Task to carry out
In the records that follow, show each line where the word "Wednesday" is present.

Task data
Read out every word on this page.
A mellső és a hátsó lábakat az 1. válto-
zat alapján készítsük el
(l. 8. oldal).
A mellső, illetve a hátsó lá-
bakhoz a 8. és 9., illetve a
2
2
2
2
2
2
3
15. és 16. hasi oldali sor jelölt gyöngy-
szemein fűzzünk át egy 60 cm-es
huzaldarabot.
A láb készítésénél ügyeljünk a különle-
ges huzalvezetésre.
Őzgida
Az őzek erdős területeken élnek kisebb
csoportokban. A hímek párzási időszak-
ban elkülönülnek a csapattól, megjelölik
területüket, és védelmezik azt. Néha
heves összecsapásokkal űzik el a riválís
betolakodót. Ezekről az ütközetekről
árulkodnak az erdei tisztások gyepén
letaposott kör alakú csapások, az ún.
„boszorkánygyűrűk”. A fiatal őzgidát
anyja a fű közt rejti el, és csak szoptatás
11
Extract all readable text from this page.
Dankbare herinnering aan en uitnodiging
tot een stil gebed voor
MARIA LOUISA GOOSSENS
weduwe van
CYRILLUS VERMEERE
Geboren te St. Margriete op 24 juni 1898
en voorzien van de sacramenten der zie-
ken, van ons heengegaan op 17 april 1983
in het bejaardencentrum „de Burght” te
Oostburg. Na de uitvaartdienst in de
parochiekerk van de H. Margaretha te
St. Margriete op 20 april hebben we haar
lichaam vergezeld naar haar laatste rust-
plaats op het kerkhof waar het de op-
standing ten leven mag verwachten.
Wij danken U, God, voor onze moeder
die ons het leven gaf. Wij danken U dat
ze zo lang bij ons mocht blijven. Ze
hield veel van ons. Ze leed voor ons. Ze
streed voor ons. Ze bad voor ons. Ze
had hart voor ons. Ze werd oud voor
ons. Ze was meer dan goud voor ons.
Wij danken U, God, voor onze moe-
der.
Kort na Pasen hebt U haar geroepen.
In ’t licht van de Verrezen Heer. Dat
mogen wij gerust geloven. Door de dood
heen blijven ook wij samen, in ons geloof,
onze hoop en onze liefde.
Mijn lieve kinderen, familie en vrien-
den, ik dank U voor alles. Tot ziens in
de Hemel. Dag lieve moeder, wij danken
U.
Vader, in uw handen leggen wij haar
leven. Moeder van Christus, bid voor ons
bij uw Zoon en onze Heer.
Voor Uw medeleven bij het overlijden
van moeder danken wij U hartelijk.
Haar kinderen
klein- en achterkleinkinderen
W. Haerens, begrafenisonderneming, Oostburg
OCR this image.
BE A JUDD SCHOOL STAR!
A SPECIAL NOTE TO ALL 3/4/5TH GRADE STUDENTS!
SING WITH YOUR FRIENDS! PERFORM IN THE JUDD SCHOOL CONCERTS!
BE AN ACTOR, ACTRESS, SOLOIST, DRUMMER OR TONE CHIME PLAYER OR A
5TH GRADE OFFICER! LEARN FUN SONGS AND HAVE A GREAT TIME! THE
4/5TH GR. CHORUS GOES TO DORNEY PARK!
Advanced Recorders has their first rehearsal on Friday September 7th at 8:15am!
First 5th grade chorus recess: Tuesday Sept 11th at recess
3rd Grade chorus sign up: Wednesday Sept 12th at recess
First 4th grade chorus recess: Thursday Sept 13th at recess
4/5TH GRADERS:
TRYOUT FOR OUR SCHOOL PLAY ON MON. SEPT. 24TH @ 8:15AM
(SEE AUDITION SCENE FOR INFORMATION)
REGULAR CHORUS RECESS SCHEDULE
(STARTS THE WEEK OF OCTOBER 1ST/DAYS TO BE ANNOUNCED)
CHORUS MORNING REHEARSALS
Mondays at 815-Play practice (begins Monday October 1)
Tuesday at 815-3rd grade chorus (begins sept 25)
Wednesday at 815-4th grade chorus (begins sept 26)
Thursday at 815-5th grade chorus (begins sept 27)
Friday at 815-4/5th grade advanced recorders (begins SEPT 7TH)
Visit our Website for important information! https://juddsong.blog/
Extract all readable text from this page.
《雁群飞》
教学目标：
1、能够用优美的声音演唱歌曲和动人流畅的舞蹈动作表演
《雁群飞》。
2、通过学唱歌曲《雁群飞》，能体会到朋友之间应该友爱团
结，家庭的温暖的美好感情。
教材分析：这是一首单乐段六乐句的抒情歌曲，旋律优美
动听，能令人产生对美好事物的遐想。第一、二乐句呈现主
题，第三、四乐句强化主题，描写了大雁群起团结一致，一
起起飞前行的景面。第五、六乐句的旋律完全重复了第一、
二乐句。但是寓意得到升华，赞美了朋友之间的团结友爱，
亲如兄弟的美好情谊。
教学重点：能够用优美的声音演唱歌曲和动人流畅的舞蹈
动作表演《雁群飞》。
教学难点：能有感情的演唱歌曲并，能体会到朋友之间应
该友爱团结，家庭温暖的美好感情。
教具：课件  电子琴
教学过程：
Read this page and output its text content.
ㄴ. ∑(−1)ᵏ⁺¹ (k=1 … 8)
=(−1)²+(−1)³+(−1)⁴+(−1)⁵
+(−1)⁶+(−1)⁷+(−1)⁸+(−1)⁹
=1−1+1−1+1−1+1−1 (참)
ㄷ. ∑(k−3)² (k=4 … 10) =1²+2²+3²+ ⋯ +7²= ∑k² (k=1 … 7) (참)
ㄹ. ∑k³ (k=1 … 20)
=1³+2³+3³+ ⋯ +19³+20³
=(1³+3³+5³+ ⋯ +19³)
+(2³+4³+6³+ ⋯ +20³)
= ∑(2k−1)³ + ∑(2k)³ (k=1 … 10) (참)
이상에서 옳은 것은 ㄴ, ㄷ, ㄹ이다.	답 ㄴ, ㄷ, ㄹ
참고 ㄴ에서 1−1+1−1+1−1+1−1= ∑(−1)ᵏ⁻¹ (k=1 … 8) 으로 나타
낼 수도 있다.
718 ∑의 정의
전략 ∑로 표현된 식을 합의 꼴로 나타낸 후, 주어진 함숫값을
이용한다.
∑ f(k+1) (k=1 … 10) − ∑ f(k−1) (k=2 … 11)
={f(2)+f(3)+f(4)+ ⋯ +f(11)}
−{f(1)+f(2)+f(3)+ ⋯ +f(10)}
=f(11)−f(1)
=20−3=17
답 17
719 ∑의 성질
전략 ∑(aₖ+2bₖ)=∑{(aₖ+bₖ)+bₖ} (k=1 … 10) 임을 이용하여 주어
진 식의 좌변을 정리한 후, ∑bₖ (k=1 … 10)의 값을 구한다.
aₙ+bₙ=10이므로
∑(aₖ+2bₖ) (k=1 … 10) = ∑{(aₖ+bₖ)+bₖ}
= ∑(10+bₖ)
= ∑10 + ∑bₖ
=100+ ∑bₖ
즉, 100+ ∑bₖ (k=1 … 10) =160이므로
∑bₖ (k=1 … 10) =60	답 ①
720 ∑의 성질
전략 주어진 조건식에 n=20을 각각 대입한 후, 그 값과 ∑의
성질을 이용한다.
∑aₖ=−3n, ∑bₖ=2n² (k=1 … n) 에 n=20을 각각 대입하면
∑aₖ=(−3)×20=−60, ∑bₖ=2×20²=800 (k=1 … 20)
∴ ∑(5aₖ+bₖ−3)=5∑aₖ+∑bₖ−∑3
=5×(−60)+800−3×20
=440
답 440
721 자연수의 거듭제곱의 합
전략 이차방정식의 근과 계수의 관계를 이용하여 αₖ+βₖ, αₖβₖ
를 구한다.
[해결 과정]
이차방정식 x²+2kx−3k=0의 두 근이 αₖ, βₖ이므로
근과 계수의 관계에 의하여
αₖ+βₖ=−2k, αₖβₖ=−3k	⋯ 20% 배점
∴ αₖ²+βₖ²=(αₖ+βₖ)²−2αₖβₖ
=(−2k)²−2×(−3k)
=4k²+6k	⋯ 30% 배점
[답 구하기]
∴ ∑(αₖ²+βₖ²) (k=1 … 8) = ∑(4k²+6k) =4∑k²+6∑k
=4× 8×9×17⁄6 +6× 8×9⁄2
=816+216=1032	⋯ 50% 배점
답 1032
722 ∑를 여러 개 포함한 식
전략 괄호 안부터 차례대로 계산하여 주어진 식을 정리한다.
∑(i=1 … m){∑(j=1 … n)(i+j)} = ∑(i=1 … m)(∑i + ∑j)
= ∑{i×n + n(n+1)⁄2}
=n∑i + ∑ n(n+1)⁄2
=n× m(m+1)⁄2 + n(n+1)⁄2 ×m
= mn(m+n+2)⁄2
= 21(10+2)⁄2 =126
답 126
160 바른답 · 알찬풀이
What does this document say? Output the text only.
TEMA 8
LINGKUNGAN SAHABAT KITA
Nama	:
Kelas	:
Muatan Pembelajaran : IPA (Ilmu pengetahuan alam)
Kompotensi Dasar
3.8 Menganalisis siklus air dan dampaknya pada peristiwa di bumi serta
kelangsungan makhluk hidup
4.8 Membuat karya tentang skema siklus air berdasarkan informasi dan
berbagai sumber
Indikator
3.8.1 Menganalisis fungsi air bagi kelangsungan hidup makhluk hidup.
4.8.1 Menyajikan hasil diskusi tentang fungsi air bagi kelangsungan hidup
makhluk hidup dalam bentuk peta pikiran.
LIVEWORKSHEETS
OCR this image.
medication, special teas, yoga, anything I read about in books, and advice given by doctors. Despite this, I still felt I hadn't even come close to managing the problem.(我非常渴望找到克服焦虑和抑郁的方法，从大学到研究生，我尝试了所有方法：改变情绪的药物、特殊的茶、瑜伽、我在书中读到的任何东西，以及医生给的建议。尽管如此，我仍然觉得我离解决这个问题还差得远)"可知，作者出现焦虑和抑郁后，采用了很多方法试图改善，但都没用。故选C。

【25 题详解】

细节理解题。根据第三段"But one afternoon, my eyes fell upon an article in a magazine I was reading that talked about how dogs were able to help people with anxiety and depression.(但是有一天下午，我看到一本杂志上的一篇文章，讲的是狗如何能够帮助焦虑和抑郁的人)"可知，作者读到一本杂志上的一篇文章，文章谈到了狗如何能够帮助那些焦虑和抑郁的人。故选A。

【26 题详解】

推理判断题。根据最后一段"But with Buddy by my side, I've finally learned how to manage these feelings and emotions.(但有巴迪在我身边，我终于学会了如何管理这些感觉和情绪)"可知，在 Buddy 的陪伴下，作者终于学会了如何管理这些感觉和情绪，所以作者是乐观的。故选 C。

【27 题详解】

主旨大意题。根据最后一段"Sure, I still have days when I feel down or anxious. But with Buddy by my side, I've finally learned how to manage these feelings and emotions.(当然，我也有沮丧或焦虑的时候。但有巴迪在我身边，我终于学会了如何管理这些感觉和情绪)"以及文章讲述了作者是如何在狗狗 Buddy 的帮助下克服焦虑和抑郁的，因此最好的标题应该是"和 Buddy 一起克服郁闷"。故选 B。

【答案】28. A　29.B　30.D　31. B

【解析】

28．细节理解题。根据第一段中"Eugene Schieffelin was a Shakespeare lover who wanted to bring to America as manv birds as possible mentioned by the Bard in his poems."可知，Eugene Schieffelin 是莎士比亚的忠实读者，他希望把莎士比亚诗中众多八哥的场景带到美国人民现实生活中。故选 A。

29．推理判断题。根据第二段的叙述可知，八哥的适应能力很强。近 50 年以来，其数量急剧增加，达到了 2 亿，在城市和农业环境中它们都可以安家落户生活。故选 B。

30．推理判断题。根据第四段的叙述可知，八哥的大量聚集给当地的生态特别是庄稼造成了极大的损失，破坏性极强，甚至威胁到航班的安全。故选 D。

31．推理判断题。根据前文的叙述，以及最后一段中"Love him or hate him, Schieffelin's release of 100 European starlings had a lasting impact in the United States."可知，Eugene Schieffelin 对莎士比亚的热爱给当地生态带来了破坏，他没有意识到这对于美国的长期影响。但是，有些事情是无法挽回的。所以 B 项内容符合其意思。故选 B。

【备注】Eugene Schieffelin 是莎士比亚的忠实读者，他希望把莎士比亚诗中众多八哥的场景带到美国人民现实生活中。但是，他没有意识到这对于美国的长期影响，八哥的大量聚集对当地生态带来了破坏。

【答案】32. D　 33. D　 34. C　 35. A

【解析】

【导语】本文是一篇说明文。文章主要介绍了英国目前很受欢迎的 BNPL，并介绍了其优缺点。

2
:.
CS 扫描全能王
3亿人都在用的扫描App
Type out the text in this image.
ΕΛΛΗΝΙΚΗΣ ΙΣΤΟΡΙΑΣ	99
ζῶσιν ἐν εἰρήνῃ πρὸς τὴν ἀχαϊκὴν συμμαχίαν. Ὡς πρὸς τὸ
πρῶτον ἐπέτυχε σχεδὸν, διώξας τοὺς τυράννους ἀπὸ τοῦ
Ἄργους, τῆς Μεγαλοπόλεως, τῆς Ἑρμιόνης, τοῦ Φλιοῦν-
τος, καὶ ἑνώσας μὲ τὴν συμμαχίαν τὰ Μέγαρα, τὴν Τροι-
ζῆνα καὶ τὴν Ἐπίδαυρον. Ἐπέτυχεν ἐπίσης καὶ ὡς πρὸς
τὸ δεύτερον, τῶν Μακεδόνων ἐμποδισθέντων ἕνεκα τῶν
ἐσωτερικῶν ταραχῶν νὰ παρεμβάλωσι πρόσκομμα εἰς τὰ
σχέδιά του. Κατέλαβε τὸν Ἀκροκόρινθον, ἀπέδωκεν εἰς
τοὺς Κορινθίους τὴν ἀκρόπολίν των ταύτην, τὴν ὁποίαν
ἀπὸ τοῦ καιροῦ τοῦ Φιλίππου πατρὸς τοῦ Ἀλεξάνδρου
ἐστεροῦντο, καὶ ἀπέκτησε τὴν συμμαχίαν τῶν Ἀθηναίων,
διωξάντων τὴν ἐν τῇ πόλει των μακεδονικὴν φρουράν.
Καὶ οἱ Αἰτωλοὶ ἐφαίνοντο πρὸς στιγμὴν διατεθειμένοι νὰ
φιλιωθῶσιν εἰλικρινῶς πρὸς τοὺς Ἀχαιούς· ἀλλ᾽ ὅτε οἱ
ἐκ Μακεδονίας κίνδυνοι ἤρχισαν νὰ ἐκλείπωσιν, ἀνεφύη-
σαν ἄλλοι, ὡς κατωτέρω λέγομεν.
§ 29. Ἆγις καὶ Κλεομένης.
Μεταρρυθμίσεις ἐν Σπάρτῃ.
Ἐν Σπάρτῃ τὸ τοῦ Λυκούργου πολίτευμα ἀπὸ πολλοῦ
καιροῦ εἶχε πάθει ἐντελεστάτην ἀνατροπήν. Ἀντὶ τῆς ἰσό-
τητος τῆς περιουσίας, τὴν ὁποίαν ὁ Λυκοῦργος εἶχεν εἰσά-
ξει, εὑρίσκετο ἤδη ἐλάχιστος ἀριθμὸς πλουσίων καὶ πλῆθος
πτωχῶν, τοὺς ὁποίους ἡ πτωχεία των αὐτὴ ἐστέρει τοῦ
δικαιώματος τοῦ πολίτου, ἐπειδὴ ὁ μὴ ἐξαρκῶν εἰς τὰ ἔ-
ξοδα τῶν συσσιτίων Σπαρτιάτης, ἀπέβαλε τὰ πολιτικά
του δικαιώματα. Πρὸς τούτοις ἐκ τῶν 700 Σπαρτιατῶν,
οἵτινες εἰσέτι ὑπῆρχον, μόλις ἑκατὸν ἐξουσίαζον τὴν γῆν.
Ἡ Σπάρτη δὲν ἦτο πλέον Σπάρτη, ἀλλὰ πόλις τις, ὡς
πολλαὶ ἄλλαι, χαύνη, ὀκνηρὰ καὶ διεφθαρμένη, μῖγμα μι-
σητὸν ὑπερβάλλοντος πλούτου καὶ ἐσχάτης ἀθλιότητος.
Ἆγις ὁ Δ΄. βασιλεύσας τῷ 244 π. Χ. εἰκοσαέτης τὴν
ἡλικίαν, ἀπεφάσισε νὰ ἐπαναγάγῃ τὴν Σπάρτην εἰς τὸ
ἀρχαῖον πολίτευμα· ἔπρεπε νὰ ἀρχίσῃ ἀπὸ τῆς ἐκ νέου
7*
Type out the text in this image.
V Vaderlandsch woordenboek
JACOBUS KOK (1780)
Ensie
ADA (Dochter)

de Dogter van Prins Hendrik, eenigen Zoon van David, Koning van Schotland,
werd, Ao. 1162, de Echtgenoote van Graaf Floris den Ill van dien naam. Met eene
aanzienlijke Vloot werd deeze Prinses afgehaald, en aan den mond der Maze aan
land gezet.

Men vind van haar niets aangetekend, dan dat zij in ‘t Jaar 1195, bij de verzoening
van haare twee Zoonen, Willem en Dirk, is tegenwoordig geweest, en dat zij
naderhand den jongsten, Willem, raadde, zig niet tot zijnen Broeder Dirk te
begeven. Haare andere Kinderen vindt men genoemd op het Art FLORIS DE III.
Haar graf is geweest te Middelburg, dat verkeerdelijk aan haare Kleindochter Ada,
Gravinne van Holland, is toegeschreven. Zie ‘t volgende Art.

Final result
3rd Grade chorus sign up: Wednesday Sept 12th at recess
Wednesday at 815-4th grade chorus (begins sept 26)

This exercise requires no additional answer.